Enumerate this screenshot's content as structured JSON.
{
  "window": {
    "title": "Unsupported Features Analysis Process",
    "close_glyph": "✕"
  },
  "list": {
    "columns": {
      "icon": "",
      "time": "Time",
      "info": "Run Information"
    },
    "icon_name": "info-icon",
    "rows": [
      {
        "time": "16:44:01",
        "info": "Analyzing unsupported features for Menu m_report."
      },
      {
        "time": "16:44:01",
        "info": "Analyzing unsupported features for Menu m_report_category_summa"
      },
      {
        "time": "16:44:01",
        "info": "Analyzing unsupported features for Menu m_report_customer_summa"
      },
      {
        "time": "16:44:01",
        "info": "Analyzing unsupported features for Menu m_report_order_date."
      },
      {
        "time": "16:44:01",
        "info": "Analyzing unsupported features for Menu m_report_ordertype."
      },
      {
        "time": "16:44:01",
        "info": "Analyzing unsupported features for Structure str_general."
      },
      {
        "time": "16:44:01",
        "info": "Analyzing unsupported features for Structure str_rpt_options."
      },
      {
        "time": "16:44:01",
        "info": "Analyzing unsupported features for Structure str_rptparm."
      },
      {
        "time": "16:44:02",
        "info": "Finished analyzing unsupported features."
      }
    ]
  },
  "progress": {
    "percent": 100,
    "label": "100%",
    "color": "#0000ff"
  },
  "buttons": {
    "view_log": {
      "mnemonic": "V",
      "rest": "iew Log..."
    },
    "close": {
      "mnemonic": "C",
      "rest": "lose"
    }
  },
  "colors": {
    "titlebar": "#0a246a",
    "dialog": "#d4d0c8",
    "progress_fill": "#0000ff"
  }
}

▶ Given instruction
Extract each line of the material exactly as it stands.

▶ Answer to the problem
Enumerate this screenshot's content as structured JSON.
{
  "window": {
    "title": "Unsupported Features Analysis Process",
    "close_glyph": "✕"
  },
  "list": {
    "columns": {
      "icon": "",
      "time": "Time",
      "info": "Run Information"
    },
    "icon_name": "info-icon",
    "rows": [
      {
        "time": "16:44:01",
        "info": "Analyzing unsupported features for Menu m_report."
      },
      {
        "time": "16:44:01",
        "info": "Analyzing unsupported features for Menu m_report_category_summa"
      },
      {
        "time": "16:44:01",
        "info": "Analyzing unsupported features for Menu m_report_customer_summa"
      },
      {
        "time": "16:44:01",
        "info": "Analyzing unsupported features for Menu m_report_order_date."
      },
      {
        "time": "16:44:01",
        "info": "Analyzing unsupported features for Menu m_report_ordertype."
      },
      {
        "time": "16:44:01",
        "info": "Analyzing unsupported features for Structure str_general."
      },
      {
        "time": "16:44:01",
        "info": "Analyzing unsupported features for Structure str_rpt_options."
      },
      {
        "time": "16:44:01",
        "info": "Analyzing unsupported features for Structure str_rptparm."
      },
      {
        "time": "16:44:02",
        "info": "Finished analyzing unsupported features."
      }
    ]
  },
  "progress": {
    "percent": 100,
    "label": "100%",
    "color": "#0000ff"
  },
  "buttons": {
    "view_log": {
      "mnemonic": "V",
      "rest": "iew Log..."
    },
    "close": {
      "mnemonic": "C",
      "rest": "lose"
    }
  },
  "colors": {
    "titlebar": "#0a246a",
    "dialog": "#d4d0c8",
    "progress_fill": "#0000ff"
  }
}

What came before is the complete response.